━━━━━ GIVEN RECORDS ━━━━━
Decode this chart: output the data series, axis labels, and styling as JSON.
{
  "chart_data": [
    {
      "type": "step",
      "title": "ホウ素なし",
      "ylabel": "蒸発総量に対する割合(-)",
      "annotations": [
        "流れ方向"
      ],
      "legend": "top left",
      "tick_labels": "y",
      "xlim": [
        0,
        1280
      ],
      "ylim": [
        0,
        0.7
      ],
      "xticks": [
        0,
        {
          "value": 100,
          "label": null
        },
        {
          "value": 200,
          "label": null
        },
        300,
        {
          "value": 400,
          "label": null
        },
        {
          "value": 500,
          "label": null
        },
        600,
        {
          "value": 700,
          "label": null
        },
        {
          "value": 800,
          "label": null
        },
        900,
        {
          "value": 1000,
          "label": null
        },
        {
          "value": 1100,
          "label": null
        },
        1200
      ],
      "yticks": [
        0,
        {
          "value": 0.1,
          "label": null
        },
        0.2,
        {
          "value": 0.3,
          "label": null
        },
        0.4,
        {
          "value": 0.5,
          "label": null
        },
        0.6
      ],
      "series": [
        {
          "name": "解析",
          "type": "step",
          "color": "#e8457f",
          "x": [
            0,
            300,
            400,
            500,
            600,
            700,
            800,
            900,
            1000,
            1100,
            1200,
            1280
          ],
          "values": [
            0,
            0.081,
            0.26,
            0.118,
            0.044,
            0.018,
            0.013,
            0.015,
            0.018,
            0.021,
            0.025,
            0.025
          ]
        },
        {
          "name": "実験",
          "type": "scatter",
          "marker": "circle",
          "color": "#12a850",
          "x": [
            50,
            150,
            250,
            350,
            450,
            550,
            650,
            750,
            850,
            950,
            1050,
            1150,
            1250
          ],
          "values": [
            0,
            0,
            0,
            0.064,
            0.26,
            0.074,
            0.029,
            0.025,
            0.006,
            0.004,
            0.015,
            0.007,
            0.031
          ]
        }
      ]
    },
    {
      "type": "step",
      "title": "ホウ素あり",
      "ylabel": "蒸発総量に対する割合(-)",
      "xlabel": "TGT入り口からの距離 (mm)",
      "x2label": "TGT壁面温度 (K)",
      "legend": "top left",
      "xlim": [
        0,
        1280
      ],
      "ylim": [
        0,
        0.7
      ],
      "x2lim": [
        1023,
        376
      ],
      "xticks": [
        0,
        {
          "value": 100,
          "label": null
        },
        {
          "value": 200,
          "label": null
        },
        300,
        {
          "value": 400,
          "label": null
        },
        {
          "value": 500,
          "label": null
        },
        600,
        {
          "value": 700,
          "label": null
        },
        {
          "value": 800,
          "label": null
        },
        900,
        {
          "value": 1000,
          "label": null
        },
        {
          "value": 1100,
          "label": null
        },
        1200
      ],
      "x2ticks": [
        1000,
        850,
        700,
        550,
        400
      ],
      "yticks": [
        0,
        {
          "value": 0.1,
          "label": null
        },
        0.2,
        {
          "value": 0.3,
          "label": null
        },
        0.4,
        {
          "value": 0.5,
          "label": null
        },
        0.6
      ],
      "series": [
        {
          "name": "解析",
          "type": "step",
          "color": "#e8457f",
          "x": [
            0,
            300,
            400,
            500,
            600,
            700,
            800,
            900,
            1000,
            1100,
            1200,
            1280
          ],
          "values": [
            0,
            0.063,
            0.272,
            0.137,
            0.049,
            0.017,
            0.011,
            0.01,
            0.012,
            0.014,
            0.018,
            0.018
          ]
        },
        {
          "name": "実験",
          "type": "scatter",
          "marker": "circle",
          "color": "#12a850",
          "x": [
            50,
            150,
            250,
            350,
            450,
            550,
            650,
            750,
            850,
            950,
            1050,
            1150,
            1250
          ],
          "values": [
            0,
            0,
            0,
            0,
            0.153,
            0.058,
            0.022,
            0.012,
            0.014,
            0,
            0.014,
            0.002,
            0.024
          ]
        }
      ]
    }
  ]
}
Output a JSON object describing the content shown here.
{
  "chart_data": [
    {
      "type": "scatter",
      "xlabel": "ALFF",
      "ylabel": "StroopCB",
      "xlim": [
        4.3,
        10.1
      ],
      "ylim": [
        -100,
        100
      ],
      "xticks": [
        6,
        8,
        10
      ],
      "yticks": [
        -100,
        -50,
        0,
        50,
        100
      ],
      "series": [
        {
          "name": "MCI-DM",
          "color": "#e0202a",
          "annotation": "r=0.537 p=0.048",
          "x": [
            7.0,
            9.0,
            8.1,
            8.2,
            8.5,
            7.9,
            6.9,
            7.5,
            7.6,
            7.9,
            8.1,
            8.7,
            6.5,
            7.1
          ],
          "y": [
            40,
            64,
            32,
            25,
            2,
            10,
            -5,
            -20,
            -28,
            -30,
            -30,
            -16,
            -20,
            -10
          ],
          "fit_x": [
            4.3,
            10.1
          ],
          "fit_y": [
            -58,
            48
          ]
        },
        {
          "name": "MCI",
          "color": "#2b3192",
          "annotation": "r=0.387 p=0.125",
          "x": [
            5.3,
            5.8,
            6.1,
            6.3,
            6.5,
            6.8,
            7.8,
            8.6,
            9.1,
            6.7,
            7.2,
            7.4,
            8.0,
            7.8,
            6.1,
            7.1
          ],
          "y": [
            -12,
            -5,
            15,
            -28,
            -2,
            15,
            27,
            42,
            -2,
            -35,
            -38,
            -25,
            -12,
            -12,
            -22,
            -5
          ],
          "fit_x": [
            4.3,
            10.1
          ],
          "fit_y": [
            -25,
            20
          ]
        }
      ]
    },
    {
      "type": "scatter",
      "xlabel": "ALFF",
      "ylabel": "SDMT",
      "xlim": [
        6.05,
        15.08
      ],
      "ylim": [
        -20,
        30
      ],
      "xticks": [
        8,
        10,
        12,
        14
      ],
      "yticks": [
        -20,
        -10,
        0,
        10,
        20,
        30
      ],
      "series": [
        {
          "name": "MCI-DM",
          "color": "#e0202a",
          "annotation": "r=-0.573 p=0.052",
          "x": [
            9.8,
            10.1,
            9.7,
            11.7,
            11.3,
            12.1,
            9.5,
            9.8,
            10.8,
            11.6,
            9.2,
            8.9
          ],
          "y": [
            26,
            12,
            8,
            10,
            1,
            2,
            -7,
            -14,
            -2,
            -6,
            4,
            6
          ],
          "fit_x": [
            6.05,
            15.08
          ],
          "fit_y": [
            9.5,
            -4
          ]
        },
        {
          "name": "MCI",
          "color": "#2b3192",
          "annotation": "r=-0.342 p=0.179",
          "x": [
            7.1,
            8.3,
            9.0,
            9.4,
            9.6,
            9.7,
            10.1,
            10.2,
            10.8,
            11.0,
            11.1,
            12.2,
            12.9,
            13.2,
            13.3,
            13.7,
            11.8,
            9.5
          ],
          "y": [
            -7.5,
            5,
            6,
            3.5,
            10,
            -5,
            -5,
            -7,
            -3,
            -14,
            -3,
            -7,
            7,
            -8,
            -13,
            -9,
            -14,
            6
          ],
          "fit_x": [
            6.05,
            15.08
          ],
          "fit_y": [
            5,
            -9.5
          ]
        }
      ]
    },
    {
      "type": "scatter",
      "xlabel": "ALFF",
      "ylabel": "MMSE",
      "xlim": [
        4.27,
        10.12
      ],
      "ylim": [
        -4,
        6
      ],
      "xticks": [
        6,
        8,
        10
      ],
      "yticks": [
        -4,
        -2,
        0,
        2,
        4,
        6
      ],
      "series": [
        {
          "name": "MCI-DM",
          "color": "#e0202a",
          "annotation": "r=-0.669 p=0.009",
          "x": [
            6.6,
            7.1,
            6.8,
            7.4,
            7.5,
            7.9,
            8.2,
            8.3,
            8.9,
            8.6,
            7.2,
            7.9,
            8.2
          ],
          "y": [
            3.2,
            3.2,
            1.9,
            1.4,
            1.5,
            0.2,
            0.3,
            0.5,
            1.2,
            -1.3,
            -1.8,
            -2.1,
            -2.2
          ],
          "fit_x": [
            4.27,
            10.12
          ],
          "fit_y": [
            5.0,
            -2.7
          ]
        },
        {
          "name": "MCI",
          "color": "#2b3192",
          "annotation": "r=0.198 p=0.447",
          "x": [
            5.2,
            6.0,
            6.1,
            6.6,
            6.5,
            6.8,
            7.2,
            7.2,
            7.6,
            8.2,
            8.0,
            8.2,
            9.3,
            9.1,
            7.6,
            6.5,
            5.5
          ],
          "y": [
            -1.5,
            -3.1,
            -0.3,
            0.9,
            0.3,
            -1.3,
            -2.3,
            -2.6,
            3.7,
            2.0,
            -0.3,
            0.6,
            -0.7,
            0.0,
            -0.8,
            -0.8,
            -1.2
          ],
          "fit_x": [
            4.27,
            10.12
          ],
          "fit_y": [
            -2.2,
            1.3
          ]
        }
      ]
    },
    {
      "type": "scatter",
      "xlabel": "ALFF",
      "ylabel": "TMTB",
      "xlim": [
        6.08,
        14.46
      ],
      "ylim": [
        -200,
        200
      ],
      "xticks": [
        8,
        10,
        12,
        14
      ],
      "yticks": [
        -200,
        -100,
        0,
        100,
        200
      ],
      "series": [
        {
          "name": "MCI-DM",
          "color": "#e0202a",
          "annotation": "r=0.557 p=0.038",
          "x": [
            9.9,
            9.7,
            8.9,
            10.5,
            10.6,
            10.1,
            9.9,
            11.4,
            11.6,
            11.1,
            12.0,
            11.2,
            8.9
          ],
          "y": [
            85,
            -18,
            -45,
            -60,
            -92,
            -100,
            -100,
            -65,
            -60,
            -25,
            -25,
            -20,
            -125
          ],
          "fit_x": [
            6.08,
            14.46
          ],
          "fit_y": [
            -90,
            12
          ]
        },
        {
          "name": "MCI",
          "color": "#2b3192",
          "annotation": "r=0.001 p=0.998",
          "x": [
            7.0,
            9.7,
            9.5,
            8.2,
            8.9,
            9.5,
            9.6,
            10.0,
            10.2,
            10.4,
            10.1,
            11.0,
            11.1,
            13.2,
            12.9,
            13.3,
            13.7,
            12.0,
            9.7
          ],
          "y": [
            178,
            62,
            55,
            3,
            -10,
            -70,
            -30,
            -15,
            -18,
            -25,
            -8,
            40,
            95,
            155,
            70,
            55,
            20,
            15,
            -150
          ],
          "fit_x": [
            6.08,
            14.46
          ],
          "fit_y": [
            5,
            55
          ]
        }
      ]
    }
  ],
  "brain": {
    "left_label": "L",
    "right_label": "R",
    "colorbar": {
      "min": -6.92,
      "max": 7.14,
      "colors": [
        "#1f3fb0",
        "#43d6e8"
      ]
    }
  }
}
━━━━━
PROBLEM DETAILS. Show all lines in the entries above where the word "JSON" appears.

RESULT OF THE TASK.
Decode this chart: output the data series, axis labels, and styling as JSON.
Output a JSON object describing the content shown here.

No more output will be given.